● **Requirement**
In your copy, include every line of the listing below exactly but none of the pictures.

**** Supplied entries ****

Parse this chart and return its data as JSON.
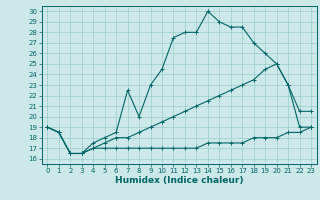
{
  "title": "",
  "xlabel": "Humidex (Indice chaleur)",
  "ylabel": "",
  "xlim": [
    -0.5,
    23.5
  ],
  "ylim": [
    15.5,
    30.5
  ],
  "xticks": [
    0,
    1,
    2,
    3,
    4,
    5,
    6,
    7,
    8,
    9,
    10,
    11,
    12,
    13,
    14,
    15,
    16,
    17,
    18,
    19,
    20,
    21,
    22,
    23
  ],
  "yticks": [
    16,
    17,
    18,
    19,
    20,
    21,
    22,
    23,
    24,
    25,
    26,
    27,
    28,
    29,
    30
  ],
  "bg_color": "#cce8e8",
  "line_color": "#006666",
  "grid_color": "#99cccc",
  "line1_x": [
    0,
    1,
    2,
    3,
    4,
    5,
    6,
    7,
    8,
    9,
    10,
    11,
    12,
    13,
    14,
    15,
    16,
    17,
    18,
    19,
    20,
    21,
    22,
    23
  ],
  "line1_y": [
    19.0,
    18.5,
    16.5,
    16.5,
    17.5,
    18.0,
    18.5,
    22.5,
    20.0,
    23.0,
    24.5,
    27.5,
    28.0,
    28.0,
    30.0,
    29.0,
    28.5,
    28.5,
    27.0,
    26.0,
    25.0,
    23.0,
    20.5,
    20.5
  ],
  "line2_x": [
    0,
    1,
    2,
    3,
    4,
    5,
    6,
    7,
    8,
    9,
    10,
    11,
    12,
    13,
    14,
    15,
    16,
    17,
    18,
    19,
    20,
    21,
    22,
    23
  ],
  "line2_y": [
    19.0,
    18.5,
    16.5,
    16.5,
    17.0,
    17.5,
    18.0,
    18.0,
    18.5,
    19.0,
    19.5,
    20.0,
    20.5,
    21.0,
    21.5,
    22.0,
    22.5,
    23.0,
    23.5,
    24.5,
    25.0,
    23.0,
    19.0,
    19.0
  ],
  "line3_x": [
    0,
    1,
    2,
    3,
    4,
    5,
    6,
    7,
    8,
    9,
    10,
    11,
    12,
    13,
    14,
    15,
    16,
    17,
    18,
    19,
    20,
    21,
    22,
    23
  ],
  "line3_y": [
    19.0,
    18.5,
    16.5,
    16.5,
    17.0,
    17.0,
    17.0,
    17.0,
    17.0,
    17.0,
    17.0,
    17.0,
    17.0,
    17.0,
    17.5,
    17.5,
    17.5,
    17.5,
    18.0,
    18.0,
    18.0,
    18.5,
    18.5,
    19.0
  ],
  "font_size_ticks": 5.0,
  "font_size_xlabel": 6.5
}
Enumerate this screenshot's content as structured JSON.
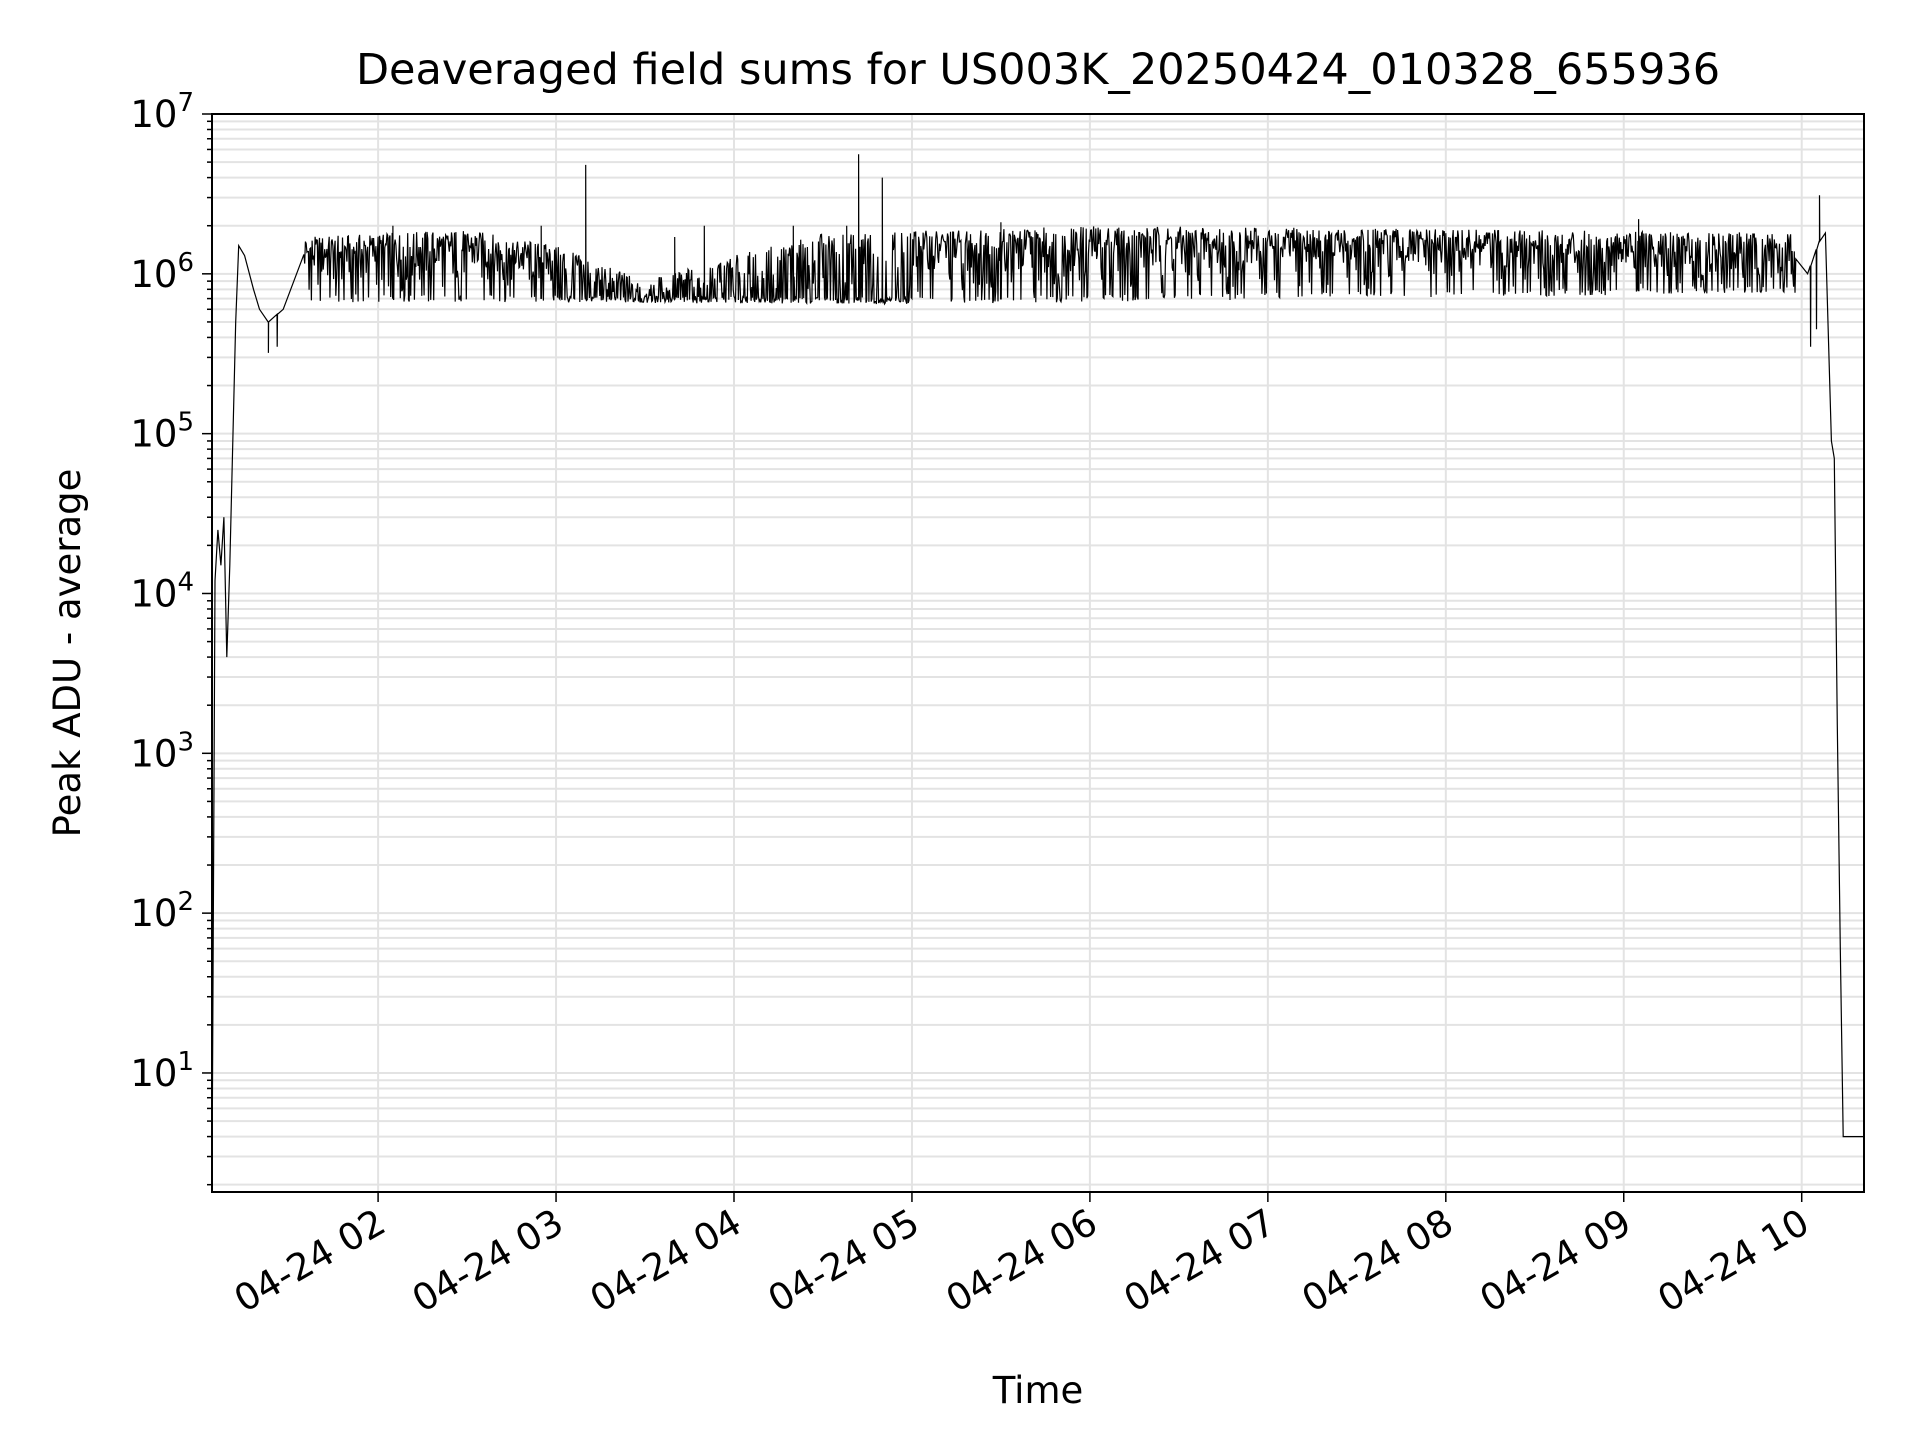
{
  "chart_data": {
    "type": "line",
    "title": "Deaveraged field sums for US003K_20250424_010328_655936",
    "xlabel": "Time",
    "ylabel": "Peak ADU - average",
    "yscale": "log",
    "ylim": [
      1.8,
      10000000
    ],
    "xlim": [
      "2025-04-24 01:04",
      "2025-04-24 10:21"
    ],
    "x_ticks": [
      "04-24 02",
      "04-24 03",
      "04-24 04",
      "04-24 05",
      "04-24 06",
      "04-24 07",
      "04-24 08",
      "04-24 09",
      "04-24 10"
    ],
    "y_ticks": [
      {
        "value": 10,
        "base": "10",
        "exp": "1"
      },
      {
        "value": 100,
        "base": "10",
        "exp": "2"
      },
      {
        "value": 1000,
        "base": "10",
        "exp": "3"
      },
      {
        "value": 10000,
        "base": "10",
        "exp": "4"
      },
      {
        "value": 100000,
        "base": "10",
        "exp": "5"
      },
      {
        "value": 1000000,
        "base": "10",
        "exp": "6"
      },
      {
        "value": 10000000,
        "base": "10",
        "exp": "7"
      }
    ],
    "grid": true,
    "series": [
      {
        "color": "#000000",
        "baseline": [
          {
            "x": "2025-04-24 01:04",
            "y": 2
          },
          {
            "x": "2025-04-24 01:05",
            "y": 12000
          },
          {
            "x": "2025-04-24 01:06",
            "y": 25000
          },
          {
            "x": "2025-04-24 01:07",
            "y": 15000
          },
          {
            "x": "2025-04-24 01:08",
            "y": 30000
          },
          {
            "x": "2025-04-24 01:09",
            "y": 4000
          },
          {
            "x": "2025-04-24 01:10",
            "y": 15000
          },
          {
            "x": "2025-04-24 01:12",
            "y": 500000
          },
          {
            "x": "2025-04-24 01:13",
            "y": 1500000
          },
          {
            "x": "2025-04-24 01:15",
            "y": 1300000
          },
          {
            "x": "2025-04-24 01:18",
            "y": 800000
          },
          {
            "x": "2025-04-24 01:20",
            "y": 600000
          },
          {
            "x": "2025-04-24 01:23",
            "y": 500000
          },
          {
            "x": "2025-04-24 01:28",
            "y": 600000
          },
          {
            "x": "2025-04-24 01:35",
            "y": 700000
          },
          {
            "x": "2025-04-24 02:30",
            "y": 700000
          },
          {
            "x": "2025-04-24 05:00",
            "y": 680000
          },
          {
            "x": "2025-04-24 09:58",
            "y": 800000
          },
          {
            "x": "2025-04-24 10:02",
            "y": 1000000
          },
          {
            "x": "2025-04-24 10:06",
            "y": 1600000
          },
          {
            "x": "2025-04-24 10:08",
            "y": 1800000
          },
          {
            "x": "2025-04-24 10:10",
            "y": 90000
          },
          {
            "x": "2025-04-24 10:11",
            "y": 70000
          },
          {
            "x": "2025-04-24 10:12",
            "y": 1500
          },
          {
            "x": "2025-04-24 10:13",
            "y": 60
          },
          {
            "x": "2025-04-24 10:14",
            "y": 4
          },
          {
            "x": "2025-04-24 10:21",
            "y": 4
          }
        ],
        "upper_envelope": [
          {
            "x": "2025-04-24 01:35",
            "y": 1700000
          },
          {
            "x": "2025-04-24 02:30",
            "y": 1900000
          },
          {
            "x": "2025-04-24 03:00",
            "y": 1500000
          },
          {
            "x": "2025-04-24 03:30",
            "y": 900000
          },
          {
            "x": "2025-04-24 04:00",
            "y": 1300000
          },
          {
            "x": "2025-04-24 04:30",
            "y": 1800000
          },
          {
            "x": "2025-04-24 05:20",
            "y": 1900000
          },
          {
            "x": "2025-04-24 06:00",
            "y": 2000000
          },
          {
            "x": "2025-04-24 08:00",
            "y": 1900000
          },
          {
            "x": "2025-04-24 09:58",
            "y": 1800000
          }
        ],
        "spikes": [
          {
            "x": "2025-04-24 02:05",
            "y": 2000000
          },
          {
            "x": "2025-04-24 02:55",
            "y": 2000000
          },
          {
            "x": "2025-04-24 03:10",
            "y": 4800000
          },
          {
            "x": "2025-04-24 03:40",
            "y": 1700000
          },
          {
            "x": "2025-04-24 03:50",
            "y": 2000000
          },
          {
            "x": "2025-04-24 04:20",
            "y": 2000000
          },
          {
            "x": "2025-04-24 04:38",
            "y": 2000000
          },
          {
            "x": "2025-04-24 04:42",
            "y": 5600000
          },
          {
            "x": "2025-04-24 04:50",
            "y": 4000000
          },
          {
            "x": "2025-04-24 05:30",
            "y": 2100000
          },
          {
            "x": "2025-04-24 09:05",
            "y": 2200000
          },
          {
            "x": "2025-04-24 10:06",
            "y": 3100000
          }
        ],
        "dips": [
          {
            "x": "2025-04-24 01:23",
            "y": 320000
          },
          {
            "x": "2025-04-24 01:26",
            "y": 350000
          },
          {
            "x": "2025-04-24 10:03",
            "y": 350000
          },
          {
            "x": "2025-04-24 10:05",
            "y": 450000
          }
        ]
      }
    ]
  }
}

****

● **Response**
Parse this chart and return its data as JSON.
{
  "title": "",
  "xlabel": "Humidex (Indice chaleur)",
  "ylabel": "",
  "xlim": [
    -0.5,
    23.5
  ],
  "ylim": [
    15.5,
    30.5
  ],
  "xticks": [
    0,
    1,
    2,
    3,
    4,
    5,
    6,
    7,
    8,
    9,
    10,
    11,
    12,
    13,
    14,
    15,
    16,
    17,
    18,
    19,
    20,
    21,
    22,
    23
  ],
  "yticks": [
    16,
    17,
    18,
    19,
    20,
    21,
    22,
    23,
    24,
    25,
    26,
    27,
    28,
    29,
    30
  ],
  "bg_color": "#cce8e8",
  "line_color": "#006666",
  "grid_color": "#99cccc",
  "line1_x": [
    0,
    1,
    2,
    3,
    4,
    5,
    6,
    7,
    8,
    9,
    10,
    11,
    12,
    13,
    14,
    15,
    16,
    17,
    18,
    19,
    20,
    21,
    22,
    23
  ],
  "line1_y": [
    19.0,
    18.5,
    16.5,
    16.5,
    17.5,
    18.0,
    18.5,
    22.5,
    20.0,
    23.0,
    24.5,
    27.5,
    28.0,
    28.0,
    30.0,
    29.0,
    28.5,
    28.5,
    27.0,
    26.0,
    25.0,
    23.0,
    20.5,
    20.5
  ],
  "line2_x": [
    0,
    1,
    2,
    3,
    4,
    5,
    6,
    7,
    8,
    9,
    10,
    11,
    12,
    13,
    14,
    15,
    16,
    17,
    18,
    19,
    20,
    21,
    22,
    23
  ],
  "line2_y": [
    19.0,
    18.5,
    16.5,
    16.5,
    17.0,
    17.5,
    18.0,
    18.0,
    18.5,
    19.0,
    19.5,
    20.0,
    20.5,
    21.0,
    21.5,
    22.0,
    22.5,
    23.0,
    23.5,
    24.5,
    25.0,
    23.0,
    19.0,
    19.0
  ],
  "line3_x": [
    0,
    1,
    2,
    3,
    4,
    5,
    6,
    7,
    8,
    9,
    10,
    11,
    12,
    13,
    14,
    15,
    16,
    17,
    18,
    19,
    20,
    21,
    22,
    23
  ],
  "line3_y": [
    19.0,
    18.5,
    16.5,
    16.5,
    17.0,
    17.0,
    17.0,
    17.0,
    17.0,
    17.0,
    17.0,
    17.0,
    17.0,
    17.0,
    17.5,
    17.5,
    17.5,
    17.5,
    18.0,
    18.0,
    18.0,
    18.5,
    18.5,
    19.0
  ],
  "font_size_ticks": 5.0,
  "font_size_xlabel": 6.5
}
Enumerate this screenshot's content as structured JSON.
{
  "chart_data": {
    "type": "line",
    "title": "Deaveraged field sums for US003K_20250424_010328_655936",
    "xlabel": "Time",
    "ylabel": "Peak ADU - average",
    "yscale": "log",
    "ylim": [
      1.8,
      10000000
    ],
    "xlim": [
      "2025-04-24 01:04",
      "2025-04-24 10:21"
    ],
    "x_ticks": [
      "04-24 02",
      "04-24 03",
      "04-24 04",
      "04-24 05",
      "04-24 06",
      "04-24 07",
      "04-24 08",
      "04-24 09",
      "04-24 10"
    ],
    "y_ticks": [
      {
        "value": 10,
        "base": "10",
        "exp": "1"
      },
      {
        "value": 100,
        "base": "10",
        "exp": "2"
      },
      {
        "value": 1000,
        "base": "10",
        "exp": "3"
      },
      {
        "value": 10000,
        "base": "10",
        "exp": "4"
      },
      {
        "value": 100000,
        "base": "10",
        "exp": "5"
      },
      {
        "value": 1000000,
        "base": "10",
        "exp": "6"
      },
      {
        "value": 10000000,
        "base": "10",
        "exp": "7"
      }
    ],
    "grid": true,
    "series": [
      {
        "color": "#000000",
        "baseline": [
          {
            "x": "2025-04-24 01:04",
            "y": 2
          },
          {
            "x": "2025-04-24 01:05",
            "y": 12000
          },
          {
            "x": "2025-04-24 01:06",
            "y": 25000
          },
          {
            "x": "2025-04-24 01:07",
            "y": 15000
          },
          {
            "x": "2025-04-24 01:08",
            "y": 30000
          },
          {
            "x": "2025-04-24 01:09",
            "y": 4000
          },
          {
            "x": "2025-04-24 01:10",
            "y": 15000
          },
          {
            "x": "2025-04-24 01:12",
            "y": 500000
          },
          {
            "x": "2025-04-24 01:13",
            "y": 1500000
          },
          {
            "x": "2025-04-24 01:15",
            "y": 1300000
          },
          {
            "x": "2025-04-24 01:18",
            "y": 800000
          },
          {
            "x": "2025-04-24 01:20",
            "y": 600000
          },
          {
            "x": "2025-04-24 01:23",
            "y": 500000
          },
          {
            "x": "2025-04-24 01:28",
            "y": 600000
          },
          {
            "x": "2025-04-24 01:35",
            "y": 700000
          },
          {
            "x": "2025-04-24 02:30",
            "y": 700000
          },
          {
            "x": "2025-04-24 05:00",
            "y": 680000
          },
          {
            "x": "2025-04-24 09:58",
            "y": 800000
          },
          {
            "x": "2025-04-24 10:02",
            "y": 1000000
          },
          {
            "x": "2025-04-24 10:06",
            "y": 1600000
          },
          {
            "x": "2025-04-24 10:08",
            "y": 1800000
          },
          {
            "x": "2025-04-24 10:10",
            "y": 90000
          },
          {
            "x": "2025-04-24 10:11",
            "y": 70000
          },
          {
            "x": "2025-04-24 10:12",
            "y": 1500
          },
          {
            "x": "2025-04-24 10:13",
            "y": 60
          },
          {
            "x": "2025-04-24 10:14",
            "y": 4
          },
          {
            "x": "2025-04-24 10:21",
            "y": 4
          }
        ],
        "upper_envelope": [
          {
            "x": "2025-04-24 01:35",
            "y": 1700000
          },
          {
            "x": "2025-04-24 02:30",
            "y": 1900000
          },
          {
            "x": "2025-04-24 03:00",
            "y": 1500000
          },
          {
            "x": "2025-04-24 03:30",
            "y": 900000
          },
          {
            "x": "2025-04-24 04:00",
            "y": 1300000
          },
          {
            "x": "2025-04-24 04:30",
            "y": 1800000
          },
          {
            "x": "2025-04-24 05:20",
            "y": 1900000
          },
          {
            "x": "2025-04-24 06:00",
            "y": 2000000
          },
          {
            "x": "2025-04-24 08:00",
            "y": 1900000
          },
          {
            "x": "2025-04-24 09:58",
            "y": 1800000
          }
        ],
        "spikes": [
          {
            "x": "2025-04-24 02:05",
            "y": 2000000
          },
          {
            "x": "2025-04-24 02:55",
            "y": 2000000
          },
          {
            "x": "2025-04-24 03:10",
            "y": 4800000
          },
          {
            "x": "2025-04-24 03:40",
            "y": 1700000
          },
          {
            "x": "2025-04-24 03:50",
            "y": 2000000
          },
          {
            "x": "2025-04-24 04:20",
            "y": 2000000
          },
          {
            "x": "2025-04-24 04:38",
            "y": 2000000
          },
          {
            "x": "2025-04-24 04:42",
            "y": 5600000
          },
          {
            "x": "2025-04-24 04:50",
            "y": 4000000
          },
          {
            "x": "2025-04-24 05:30",
            "y": 2100000
          },
          {
            "x": "2025-04-24 09:05",
            "y": 2200000
          },
          {
            "x": "2025-04-24 10:06",
            "y": 3100000
          }
        ],
        "dips": [
          {
            "x": "2025-04-24 01:23",
            "y": 320000
          },
          {
            "x": "2025-04-24 01:26",
            "y": 350000
          },
          {
            "x": "2025-04-24 10:03",
            "y": 350000
          },
          {
            "x": "2025-04-24 10:05",
            "y": 450000
          }
        ]
      }
    ]
  }
}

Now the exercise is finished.